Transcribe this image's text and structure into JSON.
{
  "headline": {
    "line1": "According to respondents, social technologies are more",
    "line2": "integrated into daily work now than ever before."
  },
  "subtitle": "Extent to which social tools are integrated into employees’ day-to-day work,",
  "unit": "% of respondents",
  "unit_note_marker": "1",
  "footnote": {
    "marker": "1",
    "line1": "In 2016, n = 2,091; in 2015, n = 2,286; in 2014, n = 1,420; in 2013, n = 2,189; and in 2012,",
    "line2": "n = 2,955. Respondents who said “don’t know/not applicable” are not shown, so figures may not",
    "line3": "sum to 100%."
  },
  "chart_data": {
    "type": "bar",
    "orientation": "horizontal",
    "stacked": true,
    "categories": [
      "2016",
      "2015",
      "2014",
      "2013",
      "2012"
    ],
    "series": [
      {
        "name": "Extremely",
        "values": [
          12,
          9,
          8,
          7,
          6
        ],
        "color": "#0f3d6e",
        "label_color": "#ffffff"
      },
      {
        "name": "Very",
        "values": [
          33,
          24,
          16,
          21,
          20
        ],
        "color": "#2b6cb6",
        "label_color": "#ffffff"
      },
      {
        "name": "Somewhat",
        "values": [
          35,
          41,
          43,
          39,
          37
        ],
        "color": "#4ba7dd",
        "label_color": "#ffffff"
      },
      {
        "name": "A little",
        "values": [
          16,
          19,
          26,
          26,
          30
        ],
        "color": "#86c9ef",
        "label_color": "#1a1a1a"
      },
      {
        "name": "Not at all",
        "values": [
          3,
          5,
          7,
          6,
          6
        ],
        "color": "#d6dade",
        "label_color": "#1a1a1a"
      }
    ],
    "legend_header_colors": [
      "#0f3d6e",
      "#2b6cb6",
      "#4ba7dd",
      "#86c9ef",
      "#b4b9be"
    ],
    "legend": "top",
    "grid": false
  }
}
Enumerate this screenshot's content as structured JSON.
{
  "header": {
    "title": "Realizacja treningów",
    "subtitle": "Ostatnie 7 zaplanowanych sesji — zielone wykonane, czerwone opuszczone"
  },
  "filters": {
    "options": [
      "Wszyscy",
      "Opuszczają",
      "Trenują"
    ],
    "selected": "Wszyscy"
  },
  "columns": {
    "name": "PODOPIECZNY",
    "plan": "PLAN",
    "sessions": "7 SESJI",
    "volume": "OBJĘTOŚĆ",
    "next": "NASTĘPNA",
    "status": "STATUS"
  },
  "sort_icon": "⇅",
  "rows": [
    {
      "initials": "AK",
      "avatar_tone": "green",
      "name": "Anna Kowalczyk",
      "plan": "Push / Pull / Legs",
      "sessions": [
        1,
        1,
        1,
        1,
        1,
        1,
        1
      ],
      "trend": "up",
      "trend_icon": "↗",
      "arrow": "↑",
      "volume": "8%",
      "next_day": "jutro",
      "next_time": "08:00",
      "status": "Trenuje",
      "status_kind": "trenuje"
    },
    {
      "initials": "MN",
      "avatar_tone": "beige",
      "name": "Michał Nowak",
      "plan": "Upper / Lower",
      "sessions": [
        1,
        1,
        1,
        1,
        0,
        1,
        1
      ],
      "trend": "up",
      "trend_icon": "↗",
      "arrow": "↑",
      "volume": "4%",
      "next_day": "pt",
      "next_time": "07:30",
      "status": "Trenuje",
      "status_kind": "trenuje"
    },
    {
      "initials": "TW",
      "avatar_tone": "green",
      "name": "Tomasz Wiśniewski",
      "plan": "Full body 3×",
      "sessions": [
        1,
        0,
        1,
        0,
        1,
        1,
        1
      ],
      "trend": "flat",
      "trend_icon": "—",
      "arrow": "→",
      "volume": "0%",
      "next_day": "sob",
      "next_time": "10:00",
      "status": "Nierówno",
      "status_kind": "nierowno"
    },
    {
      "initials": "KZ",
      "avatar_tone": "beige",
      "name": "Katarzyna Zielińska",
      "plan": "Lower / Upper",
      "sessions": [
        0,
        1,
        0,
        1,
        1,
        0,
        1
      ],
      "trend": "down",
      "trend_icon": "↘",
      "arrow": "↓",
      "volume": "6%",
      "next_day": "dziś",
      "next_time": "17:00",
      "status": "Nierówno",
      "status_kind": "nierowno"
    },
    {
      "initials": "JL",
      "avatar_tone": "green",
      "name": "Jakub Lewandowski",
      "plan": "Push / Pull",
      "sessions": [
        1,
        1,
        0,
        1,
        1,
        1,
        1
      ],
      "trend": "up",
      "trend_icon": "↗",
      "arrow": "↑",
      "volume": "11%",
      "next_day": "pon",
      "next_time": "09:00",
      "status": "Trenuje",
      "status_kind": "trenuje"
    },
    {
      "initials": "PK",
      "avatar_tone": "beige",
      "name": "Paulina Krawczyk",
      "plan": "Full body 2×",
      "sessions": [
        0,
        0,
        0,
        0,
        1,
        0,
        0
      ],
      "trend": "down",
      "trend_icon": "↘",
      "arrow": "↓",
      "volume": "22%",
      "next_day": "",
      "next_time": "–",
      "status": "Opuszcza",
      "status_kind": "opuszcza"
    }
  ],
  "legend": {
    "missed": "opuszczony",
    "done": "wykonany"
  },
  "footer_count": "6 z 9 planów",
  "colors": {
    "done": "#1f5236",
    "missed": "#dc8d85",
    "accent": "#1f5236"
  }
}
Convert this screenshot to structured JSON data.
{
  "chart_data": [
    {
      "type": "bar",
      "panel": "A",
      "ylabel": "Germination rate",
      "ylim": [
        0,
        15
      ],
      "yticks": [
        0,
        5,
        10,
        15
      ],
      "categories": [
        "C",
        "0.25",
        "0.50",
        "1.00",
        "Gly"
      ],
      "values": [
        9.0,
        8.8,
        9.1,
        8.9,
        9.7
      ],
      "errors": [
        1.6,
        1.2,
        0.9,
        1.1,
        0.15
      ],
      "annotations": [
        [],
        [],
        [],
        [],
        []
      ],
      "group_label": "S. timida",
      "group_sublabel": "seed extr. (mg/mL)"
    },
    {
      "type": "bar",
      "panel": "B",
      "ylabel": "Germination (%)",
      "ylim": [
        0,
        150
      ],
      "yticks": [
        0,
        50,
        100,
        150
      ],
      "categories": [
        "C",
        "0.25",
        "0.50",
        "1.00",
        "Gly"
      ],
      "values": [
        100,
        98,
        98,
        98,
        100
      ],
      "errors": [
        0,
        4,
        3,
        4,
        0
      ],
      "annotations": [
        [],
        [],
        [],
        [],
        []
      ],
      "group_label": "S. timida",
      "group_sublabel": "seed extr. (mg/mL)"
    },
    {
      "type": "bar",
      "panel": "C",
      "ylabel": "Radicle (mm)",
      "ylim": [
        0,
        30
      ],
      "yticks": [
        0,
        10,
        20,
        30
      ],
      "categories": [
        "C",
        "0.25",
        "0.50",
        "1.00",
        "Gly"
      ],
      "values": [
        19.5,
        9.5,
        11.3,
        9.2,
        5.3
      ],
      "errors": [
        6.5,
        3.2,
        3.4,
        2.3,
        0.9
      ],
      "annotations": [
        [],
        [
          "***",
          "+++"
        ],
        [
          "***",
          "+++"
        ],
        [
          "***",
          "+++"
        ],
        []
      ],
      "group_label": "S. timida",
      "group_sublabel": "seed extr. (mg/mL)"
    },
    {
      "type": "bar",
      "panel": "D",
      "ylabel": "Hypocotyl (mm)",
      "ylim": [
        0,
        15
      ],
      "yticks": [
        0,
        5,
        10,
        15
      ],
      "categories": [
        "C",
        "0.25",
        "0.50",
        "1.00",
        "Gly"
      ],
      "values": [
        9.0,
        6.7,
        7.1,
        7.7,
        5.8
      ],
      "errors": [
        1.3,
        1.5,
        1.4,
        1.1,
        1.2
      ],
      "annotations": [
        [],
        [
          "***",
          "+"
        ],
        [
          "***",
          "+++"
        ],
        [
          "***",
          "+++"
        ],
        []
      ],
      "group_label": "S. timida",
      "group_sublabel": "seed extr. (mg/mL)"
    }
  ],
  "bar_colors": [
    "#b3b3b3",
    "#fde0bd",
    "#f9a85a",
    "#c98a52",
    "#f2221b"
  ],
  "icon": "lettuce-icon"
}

WHAT THE TASK REQUIRES -
Go over the data above and copy every line that has the word "subtitle" in it.

REPLY -
  "subtitle": "Extent to which social tools are integrated into employees’ day-to-day work,",
    "subtitle": "Ostatnie 7 zaplanowanych sesji — zielone wykonane, czerwone opuszczone"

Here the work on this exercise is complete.